____ Reading text

Aston Villa 7-2 Liverpool
If there has ever been a more madcap day in the Premier League, then I am struggling to remember it.
After 10-man Manchester United’s home humiliation earlier in the day, this was an even bigger shock because it came from a side which survived by the skin of its teeth last season against the reigning champions; from a side which had lost five successive Premier League matches in a row against their opponents by an aggregate score of 15-3.
This just proved that football can be crazy!
Highlights of the game
This was an Aston Villa side aiming to rewrite history.
Dean Smith, who has done such a marvellous job at the club, was vying to guide to Villa to three consecutive top-flight victories for the first time since April 2010.
Yet victories over Sheffield United and Fulham were one thing. The league’s top team were now in town and this was a very different challenge.
Liverpool had turned on the style in their opening three matches and were massive favourites with the SBOTOP Premier League betting odds.
So, the Premier League highlights which duly followed were as remarkable as they were shocking.
Ollie Watkins, the £28 million arrival from Brentford, had a hat-trick by half-time and Jack Grealish, the game’s outstanding performer, scored twice and contributed three assists in a 7-2 Villa Park rout.
Granted, three of the Villa goals took fortuitous deflections but there was no denying them a deserved success.
A defensive error kick-started proceedings as a pass was played straight to Grealish and he played the ball back inside for the unmarked Watkins who finished from close range.
The frontman’s second goal was superb as he was sent clear by his captain before cutting back inside Virgil van Dijk and rifling the ball into the top far corner.
When Mo Salah reduced the arrears after a Naby Keita effort was blocked, most followers would have expected Villa to spend the remainder of the contest with their backs to the wall.
Yet instead they turned the screw as the ever-improving John McGinn’s shot deflected off van Dijk to beat Adrián before Trezeguet returned a deep free-kick from debutant Ross Barkley for Watkins to head home.

________

- **To be done**:
a: Update the stretch of the listing from its first line through the line containing "table-row: [0, 238, 885, 254]", replacing "bboxes" with "bounding boxes" and leaving everything else unchanged. Return only those lines.
b: Take the match report on Aston Villa's 7-2 win over Liverpool further, picking up right after its final sentence.
The match report and the listing that follows it are unrelated material.

____ Task inputs

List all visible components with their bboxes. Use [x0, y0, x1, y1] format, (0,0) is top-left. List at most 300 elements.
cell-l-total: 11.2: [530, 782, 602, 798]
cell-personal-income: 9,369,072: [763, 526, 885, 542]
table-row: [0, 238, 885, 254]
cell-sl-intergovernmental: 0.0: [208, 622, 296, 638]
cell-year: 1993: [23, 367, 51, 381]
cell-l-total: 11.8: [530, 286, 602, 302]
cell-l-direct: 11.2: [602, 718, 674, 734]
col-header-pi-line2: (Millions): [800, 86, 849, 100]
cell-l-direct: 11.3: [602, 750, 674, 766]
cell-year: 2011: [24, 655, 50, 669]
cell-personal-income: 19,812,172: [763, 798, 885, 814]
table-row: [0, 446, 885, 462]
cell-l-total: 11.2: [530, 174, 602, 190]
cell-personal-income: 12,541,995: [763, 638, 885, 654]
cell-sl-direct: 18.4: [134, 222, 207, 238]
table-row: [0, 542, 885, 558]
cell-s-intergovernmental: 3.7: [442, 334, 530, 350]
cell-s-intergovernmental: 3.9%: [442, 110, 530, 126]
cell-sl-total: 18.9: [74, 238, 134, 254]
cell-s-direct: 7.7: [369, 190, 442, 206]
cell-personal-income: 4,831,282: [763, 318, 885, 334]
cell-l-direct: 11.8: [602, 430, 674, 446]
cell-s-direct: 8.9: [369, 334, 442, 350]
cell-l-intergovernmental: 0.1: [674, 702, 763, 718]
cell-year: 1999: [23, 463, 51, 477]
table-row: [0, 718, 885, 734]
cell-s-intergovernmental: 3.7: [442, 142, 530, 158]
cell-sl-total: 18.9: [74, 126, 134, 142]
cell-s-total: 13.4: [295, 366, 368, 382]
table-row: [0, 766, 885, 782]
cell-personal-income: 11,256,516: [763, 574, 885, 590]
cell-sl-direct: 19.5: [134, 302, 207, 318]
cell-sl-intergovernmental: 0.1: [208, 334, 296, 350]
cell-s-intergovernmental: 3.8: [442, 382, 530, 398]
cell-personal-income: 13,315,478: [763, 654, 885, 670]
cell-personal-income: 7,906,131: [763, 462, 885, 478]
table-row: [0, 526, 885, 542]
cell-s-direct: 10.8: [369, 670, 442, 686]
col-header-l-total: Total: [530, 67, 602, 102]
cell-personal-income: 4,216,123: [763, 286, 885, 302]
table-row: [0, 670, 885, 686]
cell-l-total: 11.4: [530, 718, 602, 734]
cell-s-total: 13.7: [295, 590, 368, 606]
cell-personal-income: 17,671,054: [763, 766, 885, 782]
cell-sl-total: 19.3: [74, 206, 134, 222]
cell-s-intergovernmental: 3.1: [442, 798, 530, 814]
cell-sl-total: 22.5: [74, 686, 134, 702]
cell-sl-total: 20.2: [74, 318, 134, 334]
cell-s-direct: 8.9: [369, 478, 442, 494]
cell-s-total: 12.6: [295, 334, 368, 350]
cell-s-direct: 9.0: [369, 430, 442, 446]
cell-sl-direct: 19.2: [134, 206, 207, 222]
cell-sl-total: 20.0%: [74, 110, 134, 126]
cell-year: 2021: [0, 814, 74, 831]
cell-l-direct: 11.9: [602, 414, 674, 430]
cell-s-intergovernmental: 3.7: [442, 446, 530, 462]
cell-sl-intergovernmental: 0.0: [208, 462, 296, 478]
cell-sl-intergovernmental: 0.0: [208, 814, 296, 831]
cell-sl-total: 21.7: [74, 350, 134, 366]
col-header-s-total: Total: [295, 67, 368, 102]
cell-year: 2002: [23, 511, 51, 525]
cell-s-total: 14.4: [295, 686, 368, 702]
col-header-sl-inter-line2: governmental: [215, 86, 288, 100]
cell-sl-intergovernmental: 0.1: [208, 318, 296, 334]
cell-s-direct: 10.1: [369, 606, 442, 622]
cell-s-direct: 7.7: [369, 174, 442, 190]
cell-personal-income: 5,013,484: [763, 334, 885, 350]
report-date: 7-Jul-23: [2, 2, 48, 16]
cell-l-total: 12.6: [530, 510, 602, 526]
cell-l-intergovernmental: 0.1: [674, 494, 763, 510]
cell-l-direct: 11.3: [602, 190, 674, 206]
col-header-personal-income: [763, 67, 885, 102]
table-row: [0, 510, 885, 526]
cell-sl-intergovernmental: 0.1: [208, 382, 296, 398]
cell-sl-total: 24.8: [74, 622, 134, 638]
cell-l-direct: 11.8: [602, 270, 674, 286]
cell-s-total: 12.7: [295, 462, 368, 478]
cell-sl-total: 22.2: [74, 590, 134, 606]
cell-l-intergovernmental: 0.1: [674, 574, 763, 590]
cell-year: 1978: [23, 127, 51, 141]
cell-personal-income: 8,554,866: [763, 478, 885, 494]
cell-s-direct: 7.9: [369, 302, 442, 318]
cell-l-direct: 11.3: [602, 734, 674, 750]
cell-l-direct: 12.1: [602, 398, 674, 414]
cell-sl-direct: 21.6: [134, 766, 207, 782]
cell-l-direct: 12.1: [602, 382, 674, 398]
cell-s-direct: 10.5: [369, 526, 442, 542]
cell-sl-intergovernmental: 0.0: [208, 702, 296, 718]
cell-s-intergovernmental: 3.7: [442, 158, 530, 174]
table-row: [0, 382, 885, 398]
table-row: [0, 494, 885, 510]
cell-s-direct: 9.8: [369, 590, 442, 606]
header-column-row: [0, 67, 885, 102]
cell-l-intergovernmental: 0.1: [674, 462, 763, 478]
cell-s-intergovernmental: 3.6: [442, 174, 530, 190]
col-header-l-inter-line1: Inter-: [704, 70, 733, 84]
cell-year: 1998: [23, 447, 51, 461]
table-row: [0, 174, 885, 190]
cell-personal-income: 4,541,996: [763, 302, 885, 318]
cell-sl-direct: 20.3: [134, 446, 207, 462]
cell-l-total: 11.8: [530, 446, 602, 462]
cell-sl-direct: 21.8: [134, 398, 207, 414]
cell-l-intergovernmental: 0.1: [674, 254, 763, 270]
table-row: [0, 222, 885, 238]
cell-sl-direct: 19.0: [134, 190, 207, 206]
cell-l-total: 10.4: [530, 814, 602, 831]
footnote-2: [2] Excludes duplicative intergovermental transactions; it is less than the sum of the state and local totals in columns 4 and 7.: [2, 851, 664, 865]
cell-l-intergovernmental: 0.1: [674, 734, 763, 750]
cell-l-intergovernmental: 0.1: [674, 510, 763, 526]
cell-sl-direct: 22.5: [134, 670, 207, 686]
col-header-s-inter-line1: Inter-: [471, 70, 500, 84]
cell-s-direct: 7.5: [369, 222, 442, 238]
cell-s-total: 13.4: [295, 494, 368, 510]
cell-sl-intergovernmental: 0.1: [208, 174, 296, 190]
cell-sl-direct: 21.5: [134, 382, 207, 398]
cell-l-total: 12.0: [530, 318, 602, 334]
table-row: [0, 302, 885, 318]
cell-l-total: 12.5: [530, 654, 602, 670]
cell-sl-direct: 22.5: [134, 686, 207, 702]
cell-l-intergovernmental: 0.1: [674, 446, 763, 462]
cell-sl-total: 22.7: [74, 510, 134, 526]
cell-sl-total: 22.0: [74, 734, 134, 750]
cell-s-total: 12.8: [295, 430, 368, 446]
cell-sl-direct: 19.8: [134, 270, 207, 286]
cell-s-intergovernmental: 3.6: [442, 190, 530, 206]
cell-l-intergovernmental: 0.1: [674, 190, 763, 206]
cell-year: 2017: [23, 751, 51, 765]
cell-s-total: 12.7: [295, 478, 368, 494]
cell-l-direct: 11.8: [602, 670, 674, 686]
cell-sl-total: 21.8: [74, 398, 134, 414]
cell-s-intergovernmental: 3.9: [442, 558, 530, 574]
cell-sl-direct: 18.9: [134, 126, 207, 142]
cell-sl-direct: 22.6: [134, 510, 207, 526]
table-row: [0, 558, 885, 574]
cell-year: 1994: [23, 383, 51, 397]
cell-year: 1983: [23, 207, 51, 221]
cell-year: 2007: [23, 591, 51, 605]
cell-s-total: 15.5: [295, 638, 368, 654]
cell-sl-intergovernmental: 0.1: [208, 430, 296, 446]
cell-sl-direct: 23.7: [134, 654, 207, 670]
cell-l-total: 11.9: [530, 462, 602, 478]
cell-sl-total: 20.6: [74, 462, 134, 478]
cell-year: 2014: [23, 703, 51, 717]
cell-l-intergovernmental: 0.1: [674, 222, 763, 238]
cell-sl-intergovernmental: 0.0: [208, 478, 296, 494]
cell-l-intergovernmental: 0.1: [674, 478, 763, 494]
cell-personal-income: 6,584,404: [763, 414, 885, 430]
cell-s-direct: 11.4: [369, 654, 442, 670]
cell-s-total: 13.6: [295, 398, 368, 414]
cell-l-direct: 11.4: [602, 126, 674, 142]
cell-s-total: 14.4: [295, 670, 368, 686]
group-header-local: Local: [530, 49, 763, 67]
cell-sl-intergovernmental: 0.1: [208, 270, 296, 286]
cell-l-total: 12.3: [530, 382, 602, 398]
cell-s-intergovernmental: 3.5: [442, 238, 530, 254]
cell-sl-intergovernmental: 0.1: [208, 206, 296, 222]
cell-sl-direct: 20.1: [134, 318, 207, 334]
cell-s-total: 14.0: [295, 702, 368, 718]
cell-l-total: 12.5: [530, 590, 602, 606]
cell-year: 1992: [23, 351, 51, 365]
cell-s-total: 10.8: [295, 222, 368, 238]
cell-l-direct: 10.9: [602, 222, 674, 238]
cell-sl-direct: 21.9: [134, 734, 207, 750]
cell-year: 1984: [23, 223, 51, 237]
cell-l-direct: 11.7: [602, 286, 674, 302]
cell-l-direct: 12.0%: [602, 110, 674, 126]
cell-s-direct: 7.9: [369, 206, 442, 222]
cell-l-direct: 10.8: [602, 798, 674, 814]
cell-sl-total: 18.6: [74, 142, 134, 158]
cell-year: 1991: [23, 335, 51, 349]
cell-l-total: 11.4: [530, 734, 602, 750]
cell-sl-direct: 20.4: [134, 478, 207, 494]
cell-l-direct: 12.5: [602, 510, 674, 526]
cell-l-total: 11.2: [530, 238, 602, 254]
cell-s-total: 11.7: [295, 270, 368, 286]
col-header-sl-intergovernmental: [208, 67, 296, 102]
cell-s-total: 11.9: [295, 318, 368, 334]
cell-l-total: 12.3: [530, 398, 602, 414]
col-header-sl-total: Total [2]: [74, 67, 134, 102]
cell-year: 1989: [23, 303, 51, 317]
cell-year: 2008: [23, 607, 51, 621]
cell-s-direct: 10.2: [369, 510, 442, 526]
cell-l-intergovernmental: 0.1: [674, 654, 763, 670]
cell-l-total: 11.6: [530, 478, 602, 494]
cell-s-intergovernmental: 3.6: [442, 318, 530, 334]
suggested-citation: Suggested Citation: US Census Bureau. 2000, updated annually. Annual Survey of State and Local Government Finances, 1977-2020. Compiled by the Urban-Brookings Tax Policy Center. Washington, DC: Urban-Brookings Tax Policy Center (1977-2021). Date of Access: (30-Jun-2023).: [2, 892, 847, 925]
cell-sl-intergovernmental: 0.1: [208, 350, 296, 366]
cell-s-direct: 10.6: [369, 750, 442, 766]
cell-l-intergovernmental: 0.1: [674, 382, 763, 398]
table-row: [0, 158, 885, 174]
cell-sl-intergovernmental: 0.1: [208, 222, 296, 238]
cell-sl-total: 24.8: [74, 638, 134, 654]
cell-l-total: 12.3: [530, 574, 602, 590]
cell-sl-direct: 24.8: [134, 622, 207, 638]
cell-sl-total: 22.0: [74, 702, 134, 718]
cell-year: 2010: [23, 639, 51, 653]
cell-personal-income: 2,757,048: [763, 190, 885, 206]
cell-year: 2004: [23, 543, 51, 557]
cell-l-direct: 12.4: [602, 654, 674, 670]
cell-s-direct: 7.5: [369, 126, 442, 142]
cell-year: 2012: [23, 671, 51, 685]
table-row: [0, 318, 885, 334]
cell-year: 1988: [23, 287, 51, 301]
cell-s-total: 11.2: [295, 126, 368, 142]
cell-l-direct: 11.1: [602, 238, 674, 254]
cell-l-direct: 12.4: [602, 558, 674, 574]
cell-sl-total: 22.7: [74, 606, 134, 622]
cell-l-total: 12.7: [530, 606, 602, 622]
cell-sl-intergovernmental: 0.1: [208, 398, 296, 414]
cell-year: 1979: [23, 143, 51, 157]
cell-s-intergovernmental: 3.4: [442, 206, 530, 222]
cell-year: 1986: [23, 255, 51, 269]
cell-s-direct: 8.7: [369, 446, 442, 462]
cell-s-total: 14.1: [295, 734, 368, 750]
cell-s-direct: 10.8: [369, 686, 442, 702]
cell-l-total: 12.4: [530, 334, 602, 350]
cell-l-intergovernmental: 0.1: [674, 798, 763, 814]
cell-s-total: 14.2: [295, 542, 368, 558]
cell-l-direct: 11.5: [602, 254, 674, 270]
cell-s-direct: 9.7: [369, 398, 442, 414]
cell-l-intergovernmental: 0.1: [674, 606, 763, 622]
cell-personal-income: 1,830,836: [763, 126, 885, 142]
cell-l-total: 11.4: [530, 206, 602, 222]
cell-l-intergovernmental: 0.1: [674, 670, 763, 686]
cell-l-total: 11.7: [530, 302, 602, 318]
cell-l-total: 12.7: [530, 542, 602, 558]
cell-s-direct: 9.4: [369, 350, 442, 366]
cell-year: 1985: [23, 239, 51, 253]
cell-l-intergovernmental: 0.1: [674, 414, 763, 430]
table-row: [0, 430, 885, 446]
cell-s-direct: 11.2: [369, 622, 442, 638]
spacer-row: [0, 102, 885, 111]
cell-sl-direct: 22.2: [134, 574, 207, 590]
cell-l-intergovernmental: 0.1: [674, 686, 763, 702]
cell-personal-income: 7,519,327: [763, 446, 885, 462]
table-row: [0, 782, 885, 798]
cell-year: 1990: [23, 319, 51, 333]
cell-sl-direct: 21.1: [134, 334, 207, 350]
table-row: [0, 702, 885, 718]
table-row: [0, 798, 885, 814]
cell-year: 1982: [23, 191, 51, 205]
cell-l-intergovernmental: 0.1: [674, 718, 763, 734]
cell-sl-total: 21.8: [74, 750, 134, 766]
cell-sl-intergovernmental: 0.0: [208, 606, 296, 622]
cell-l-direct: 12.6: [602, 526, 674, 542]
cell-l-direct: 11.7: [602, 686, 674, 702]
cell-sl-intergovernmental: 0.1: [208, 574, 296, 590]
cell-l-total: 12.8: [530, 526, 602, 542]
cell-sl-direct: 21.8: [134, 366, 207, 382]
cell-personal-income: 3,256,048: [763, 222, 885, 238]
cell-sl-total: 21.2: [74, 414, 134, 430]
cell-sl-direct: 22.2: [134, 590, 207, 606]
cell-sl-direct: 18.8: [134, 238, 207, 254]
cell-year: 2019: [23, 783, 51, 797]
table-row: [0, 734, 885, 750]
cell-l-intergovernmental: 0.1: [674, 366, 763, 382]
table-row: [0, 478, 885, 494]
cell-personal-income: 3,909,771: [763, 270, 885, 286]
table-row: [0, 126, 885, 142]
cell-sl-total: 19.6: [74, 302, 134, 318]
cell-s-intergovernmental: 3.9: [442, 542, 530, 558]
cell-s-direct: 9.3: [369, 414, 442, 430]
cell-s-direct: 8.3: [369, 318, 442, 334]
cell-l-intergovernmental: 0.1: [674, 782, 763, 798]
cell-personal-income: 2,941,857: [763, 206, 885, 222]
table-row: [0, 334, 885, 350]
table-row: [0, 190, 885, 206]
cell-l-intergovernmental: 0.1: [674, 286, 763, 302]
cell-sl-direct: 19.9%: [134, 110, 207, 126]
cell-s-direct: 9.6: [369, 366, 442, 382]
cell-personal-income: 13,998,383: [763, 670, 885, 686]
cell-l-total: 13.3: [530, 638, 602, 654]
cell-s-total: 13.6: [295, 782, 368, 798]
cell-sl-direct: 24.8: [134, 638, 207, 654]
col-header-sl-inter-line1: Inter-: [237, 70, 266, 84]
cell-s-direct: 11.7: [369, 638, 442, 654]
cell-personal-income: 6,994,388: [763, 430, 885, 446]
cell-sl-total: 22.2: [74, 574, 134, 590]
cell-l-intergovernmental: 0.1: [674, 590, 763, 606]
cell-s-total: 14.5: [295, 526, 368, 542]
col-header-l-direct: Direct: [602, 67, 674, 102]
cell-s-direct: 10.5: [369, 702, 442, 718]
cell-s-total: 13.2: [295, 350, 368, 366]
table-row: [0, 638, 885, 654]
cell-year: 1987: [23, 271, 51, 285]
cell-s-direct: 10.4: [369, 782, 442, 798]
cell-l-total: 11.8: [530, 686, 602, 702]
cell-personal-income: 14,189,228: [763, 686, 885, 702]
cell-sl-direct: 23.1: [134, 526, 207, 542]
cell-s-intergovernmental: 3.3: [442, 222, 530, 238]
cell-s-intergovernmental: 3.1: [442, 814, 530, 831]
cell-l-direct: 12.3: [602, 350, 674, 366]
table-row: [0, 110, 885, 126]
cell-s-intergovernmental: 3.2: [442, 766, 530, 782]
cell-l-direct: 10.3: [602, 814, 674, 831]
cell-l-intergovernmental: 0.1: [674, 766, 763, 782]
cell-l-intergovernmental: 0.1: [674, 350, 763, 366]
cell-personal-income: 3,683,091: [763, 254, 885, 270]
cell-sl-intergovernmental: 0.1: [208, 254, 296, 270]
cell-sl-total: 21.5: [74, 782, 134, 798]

________

- **Responses**:
a:
List all visible components with their bounding boxes. Use [x0, y0, x1, y1] format, (0,0) is top-left. List at most 300 elements.
cell-l-total: 11.2: [530, 782, 602, 798]
cell-personal-income: 9,369,072: [763, 526, 885, 542]
table-row: [0, 238, 885, 254]

b:
Into the second half and Barkley – how the boyhood Everton fan must have enjoyed this on his debut – took a pass from Grealish on the edge of the box and saw his shot flick up off full-back Trent Alexander-Arnold and sail into the far corner.
After Salah added his second from a Firmino pass, the Villa captain got the goal he deserved, albeit with another deflection, this time off Fabinho.
The coup de grace was still to come as the club talisman produced a sumptuous dinked finish for his second and Villa’s seventh.
Neither player, manager, nor the thousands of fans watching worldwide could scarcely believe it.
Indeed, as Smith said at the end, the only shame for the home team was that their fans were not inside what would have been a ‘rocking’ Villa Park to witness it first-hand.
It could and perhaps should have been more too as Watkins had a one-on-one with Adrián and was also denied his fourth by the crossbar.
Yet Villa were content with seven; in seventh heaven no doubt.
Perhaps Jurgen Klopp should have listened to the warning signs given by Roy Keane six days ago.
Key statistics
Liverpool are the first reigning English top-flight champions to ship seven goals in a league match since Arsenal against Sunderland in September 1953.
Before tonight, Villa had only won once against Liverpool in their past 19 top-flight home games.
They have now won their opening three top-flight games for the first time since 1962-63.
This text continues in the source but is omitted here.